→ Instructions for the task:
Are you able to quote each entry exactly as written?
>> start Exercise materials
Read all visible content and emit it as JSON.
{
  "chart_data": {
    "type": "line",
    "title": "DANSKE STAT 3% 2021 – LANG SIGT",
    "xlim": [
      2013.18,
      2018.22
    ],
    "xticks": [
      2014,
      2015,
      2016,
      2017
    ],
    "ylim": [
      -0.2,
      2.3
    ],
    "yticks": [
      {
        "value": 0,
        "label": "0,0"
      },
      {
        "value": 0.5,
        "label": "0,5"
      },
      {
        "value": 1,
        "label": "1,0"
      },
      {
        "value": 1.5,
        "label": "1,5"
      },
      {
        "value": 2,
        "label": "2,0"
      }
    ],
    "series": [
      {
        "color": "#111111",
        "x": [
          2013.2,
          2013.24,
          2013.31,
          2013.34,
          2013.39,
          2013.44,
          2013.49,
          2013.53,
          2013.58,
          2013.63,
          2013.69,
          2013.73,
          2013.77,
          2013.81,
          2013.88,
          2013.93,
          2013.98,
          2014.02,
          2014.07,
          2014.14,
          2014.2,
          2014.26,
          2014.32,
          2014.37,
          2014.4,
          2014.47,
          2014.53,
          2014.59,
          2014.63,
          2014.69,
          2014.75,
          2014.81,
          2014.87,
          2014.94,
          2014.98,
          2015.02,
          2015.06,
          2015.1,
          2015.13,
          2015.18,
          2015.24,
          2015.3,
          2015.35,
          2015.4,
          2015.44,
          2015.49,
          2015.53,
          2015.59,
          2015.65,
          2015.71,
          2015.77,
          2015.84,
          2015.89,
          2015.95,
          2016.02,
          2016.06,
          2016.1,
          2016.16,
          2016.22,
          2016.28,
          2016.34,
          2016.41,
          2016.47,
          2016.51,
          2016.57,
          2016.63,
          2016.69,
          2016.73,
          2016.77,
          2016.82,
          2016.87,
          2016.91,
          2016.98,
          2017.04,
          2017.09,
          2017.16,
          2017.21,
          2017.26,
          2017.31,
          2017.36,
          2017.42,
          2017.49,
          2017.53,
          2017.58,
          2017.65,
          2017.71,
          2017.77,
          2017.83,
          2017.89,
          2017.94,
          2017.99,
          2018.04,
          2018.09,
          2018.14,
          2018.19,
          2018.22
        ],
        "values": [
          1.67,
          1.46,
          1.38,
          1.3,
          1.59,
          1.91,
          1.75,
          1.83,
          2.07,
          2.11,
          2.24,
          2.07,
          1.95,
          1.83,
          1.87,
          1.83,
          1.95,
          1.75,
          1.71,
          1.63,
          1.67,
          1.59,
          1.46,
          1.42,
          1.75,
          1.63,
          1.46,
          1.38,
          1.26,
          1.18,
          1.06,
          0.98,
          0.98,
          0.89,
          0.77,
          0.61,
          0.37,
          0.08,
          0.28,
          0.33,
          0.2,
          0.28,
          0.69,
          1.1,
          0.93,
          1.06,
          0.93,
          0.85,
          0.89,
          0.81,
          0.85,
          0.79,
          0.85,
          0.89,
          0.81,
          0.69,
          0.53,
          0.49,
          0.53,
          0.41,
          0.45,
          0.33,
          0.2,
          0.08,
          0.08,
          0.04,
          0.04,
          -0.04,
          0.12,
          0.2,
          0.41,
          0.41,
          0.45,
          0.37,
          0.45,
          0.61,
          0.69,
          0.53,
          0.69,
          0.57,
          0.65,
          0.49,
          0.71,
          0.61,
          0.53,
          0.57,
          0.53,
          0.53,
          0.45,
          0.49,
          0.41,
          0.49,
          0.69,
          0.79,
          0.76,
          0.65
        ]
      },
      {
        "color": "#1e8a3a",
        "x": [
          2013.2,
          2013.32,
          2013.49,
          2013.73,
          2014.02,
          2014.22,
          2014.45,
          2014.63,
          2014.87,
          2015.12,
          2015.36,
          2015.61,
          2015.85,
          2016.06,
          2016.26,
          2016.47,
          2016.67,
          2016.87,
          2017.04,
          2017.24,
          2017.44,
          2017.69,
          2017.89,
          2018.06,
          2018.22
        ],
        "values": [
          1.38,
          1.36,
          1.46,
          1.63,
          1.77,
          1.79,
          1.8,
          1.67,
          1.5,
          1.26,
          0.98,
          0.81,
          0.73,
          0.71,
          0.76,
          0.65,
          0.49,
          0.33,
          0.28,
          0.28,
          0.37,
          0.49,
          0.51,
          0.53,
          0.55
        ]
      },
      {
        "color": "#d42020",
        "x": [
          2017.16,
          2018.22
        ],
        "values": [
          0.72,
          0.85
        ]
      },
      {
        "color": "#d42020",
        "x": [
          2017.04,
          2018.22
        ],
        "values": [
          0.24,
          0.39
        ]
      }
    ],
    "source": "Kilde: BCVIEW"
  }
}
>> end Exercise materials
→ Answer to this task:
Read all visible content and emit it as JSON.
{
  "chart_data": {
    "type": "line",
    "title": "DANSKE STAT 3% 2021 – LANG SIGT",
    "xlim": [
      2013.18,
      2018.22
    ],
    "xticks": [
      2014,
      2015,
      2016,
      2017
    ],
    "ylim": [
      -0.2,
      2.3
    ],
    "yticks": [
      {
        "value": 0,
        "label": "0,0"
      },
      {
        "value": 0.5,
        "label": "0,5"
      },
      {
        "value": 1,
        "label": "1,0"
      },
      {
        "value": 1.5,
        "label": "1,5"
      },
      {
        "value": 2,
        "label": "2,0"
      }
    ],
    "series": [
      {
        "color": "#111111",
        "x": [
          2013.2,
          2013.24,
          2013.31,
          2013.34,
          2013.39,
          2013.44,
          2013.49,
          2013.53,
          2013.58,
          2013.63,
          2013.69,
          2013.73,
          2013.77,
          2013.81,
          2013.88,
          2013.93,
          2013.98,
          2014.02,
          2014.07,
          2014.14,
          2014.2,
          2014.26,
          2014.32,
          2014.37,
          2014.4,
          2014.47,
          2014.53,
          2014.59,
          2014.63,
          2014.69,
          2014.75,
          2014.81,
          2014.87,
          2014.94,
          2014.98,
          2015.02,
          2015.06,
          2015.1,
          2015.13,
          2015.18,
          2015.24,
          2015.3,
          2015.35,
          2015.4,
          2015.44,
          2015.49,
          2015.53,
          2015.59,
          2015.65,
          2015.71,
          2015.77,
          2015.84,
          2015.89,
          2015.95,
          2016.02,
          2016.06,
          2016.1,
          2016.16,
          2016.22,
          2016.28,
          2016.34,
          2016.41,
          2016.47,
          2016.51,
          2016.57,
          2016.63,
          2016.69,
          2016.73,
          2016.77,
          2016.82,
          2016.87,
          2016.91,
          2016.98,
          2017.04,
          2017.09,
          2017.16,
          2017.21,
          2017.26,
          2017.31,
          2017.36,
          2017.42,
          2017.49,
          2017.53,
          2017.58,
          2017.65,
          2017.71,
          2017.77,
          2017.83,
          2017.89,
          2017.94,
          2017.99,
          2018.04,
          2018.09,
          2018.14,
          2018.19,
          2018.22
        ],
        "values": [
          1.67,
          1.46,
          1.38,
          1.3,
          1.59,
          1.91,
          1.75,
          1.83,
          2.07,
          2.11,
          2.24,
          2.07,
          1.95,
          1.83,
          1.87,
          1.83,
          1.95,
          1.75,
          1.71,
          1.63,
          1.67,
          1.59,
          1.46,
          1.42,
          1.75,
          1.63,
          1.46,
          1.38,
          1.26,
          1.18,
          1.06,
          0.98,
          0.98,
          0.89,
          0.77,
          0.61,
          0.37,
          0.08,
          0.28,
          0.33,
          0.2,
          0.28,
          0.69,
          1.1,
          0.93,
          1.06,
          0.93,
          0.85,
          0.89,
          0.81,
          0.85,
          0.79,
          0.85,
          0.89,
          0.81,
          0.69,
          0.53,
          0.49,
          0.53,
          0.41,
          0.45,
          0.33,
          0.2,
          0.08,
          0.08,
          0.04,
          0.04,
          -0.04,
          0.12,
          0.2,
          0.41,
          0.41,
          0.45,
          0.37,
          0.45,
          0.61,
          0.69,
          0.53,
          0.69,
          0.57,
          0.65,
          0.49,
          0.71,
          0.61,
          0.53,
          0.57,
          0.53,
          0.53,
          0.45,
          0.49,
          0.41,
          0.49,
          0.69,
          0.79,
          0.76,
          0.65
        ]
      },
      {
        "color": "#1e8a3a",
        "x": [
          2013.2,
          2013.32,
          2013.49,
          2013.73,
          2014.02,
          2014.22,
          2014.45,
          2014.63,
          2014.87,
          2015.12,
          2015.36,
          2015.61,
          2015.85,
          2016.06,
          2016.26,
          2016.47,
          2016.67,
          2016.87,
          2017.04,
          2017.24,
          2017.44,
          2017.69,
          2017.89,
          2018.06,
          2018.22
        ],
        "values": [
          1.38,
          1.36,
          1.46,
          1.63,
          1.77,
          1.79,
          1.8,
          1.67,
          1.5,
          1.26,
          0.98,
          0.81,
          0.73,
          0.71,
          0.76,
          0.65,
          0.49,
          0.33,
          0.28,
          0.28,
          0.37,
          0.49,
          0.51,
          0.53,
          0.55
        ]
      },
      {
        "color": "#d42020",
        "x": [
          2017.16,
          2018.22
        ],
        "values": [
          0.72,
          0.85
        ]
      },
      {
        "color": "#d42020",
        "x": [
          2017.04,
          2018.22
        ],
        "values": [
          0.24,
          0.39
        ]
      }
    ],
    "source": "Kilde: BCVIEW"
  }
}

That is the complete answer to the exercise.